[RECORDS SUPPLIED]:
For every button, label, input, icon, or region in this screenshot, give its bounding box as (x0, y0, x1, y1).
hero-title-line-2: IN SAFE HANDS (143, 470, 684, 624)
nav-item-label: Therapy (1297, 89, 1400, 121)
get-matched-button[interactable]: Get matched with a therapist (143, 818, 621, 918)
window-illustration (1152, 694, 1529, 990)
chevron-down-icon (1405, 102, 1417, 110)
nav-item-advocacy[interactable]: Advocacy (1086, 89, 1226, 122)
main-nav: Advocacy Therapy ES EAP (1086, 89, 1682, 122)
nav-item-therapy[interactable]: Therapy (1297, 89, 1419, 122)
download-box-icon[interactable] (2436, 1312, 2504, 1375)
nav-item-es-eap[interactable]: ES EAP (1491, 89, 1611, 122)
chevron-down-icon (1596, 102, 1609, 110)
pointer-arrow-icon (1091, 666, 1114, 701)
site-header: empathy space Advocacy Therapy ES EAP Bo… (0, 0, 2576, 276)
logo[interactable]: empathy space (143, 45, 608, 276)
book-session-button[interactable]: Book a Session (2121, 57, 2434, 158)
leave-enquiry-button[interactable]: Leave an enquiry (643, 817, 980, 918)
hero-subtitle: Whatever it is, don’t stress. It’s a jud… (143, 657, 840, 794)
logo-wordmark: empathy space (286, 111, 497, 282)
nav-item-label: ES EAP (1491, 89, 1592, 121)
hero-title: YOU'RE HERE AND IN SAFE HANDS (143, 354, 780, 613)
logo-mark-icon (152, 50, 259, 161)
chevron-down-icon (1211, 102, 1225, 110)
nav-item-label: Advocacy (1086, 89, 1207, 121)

[EXERCISE OBJECTIVE]: Rewrite the records with every occurrence of "chevron-down-icon" changed to "dropdown-arrow-icon", keeping everything else the same.

[CORRECT RESULT]:
For every button, label, input, icon, or region in this screenshot, give its bounding box as (x0, y0, x1, y1).
hero-title-line-2: IN SAFE HANDS (143, 470, 684, 624)
nav-item-label: Therapy (1297, 89, 1400, 121)
get-matched-button[interactable]: Get matched with a therapist (143, 818, 621, 918)
window-illustration (1152, 694, 1529, 990)
dropdown-arrow-icon (1405, 102, 1417, 110)
nav-item-advocacy[interactable]: Advocacy (1086, 89, 1226, 122)
main-nav: Advocacy Therapy ES EAP (1086, 89, 1682, 122)
nav-item-therapy[interactable]: Therapy (1297, 89, 1419, 122)
download-box-icon[interactable] (2436, 1312, 2504, 1375)
nav-item-es-eap[interactable]: ES EAP (1491, 89, 1611, 122)
dropdown-arrow-icon (1596, 102, 1609, 110)
pointer-arrow-icon (1091, 666, 1114, 701)
site-header: empathy space Advocacy Therapy ES EAP Bo… (0, 0, 2576, 276)
logo[interactable]: empathy space (143, 45, 608, 276)
book-session-button[interactable]: Book a Session (2121, 57, 2434, 158)
leave-enquiry-button[interactable]: Leave an enquiry (643, 817, 980, 918)
hero-subtitle: Whatever it is, don’t stress. It’s a jud… (143, 657, 840, 794)
logo-wordmark: empathy space (286, 111, 497, 282)
nav-item-label: ES EAP (1491, 89, 1592, 121)
hero-title: YOU'RE HERE AND IN SAFE HANDS (143, 354, 780, 613)
logo-mark-icon (152, 50, 259, 161)
dropdown-arrow-icon (1211, 102, 1225, 110)
nav-item-label: Advocacy (1086, 89, 1207, 121)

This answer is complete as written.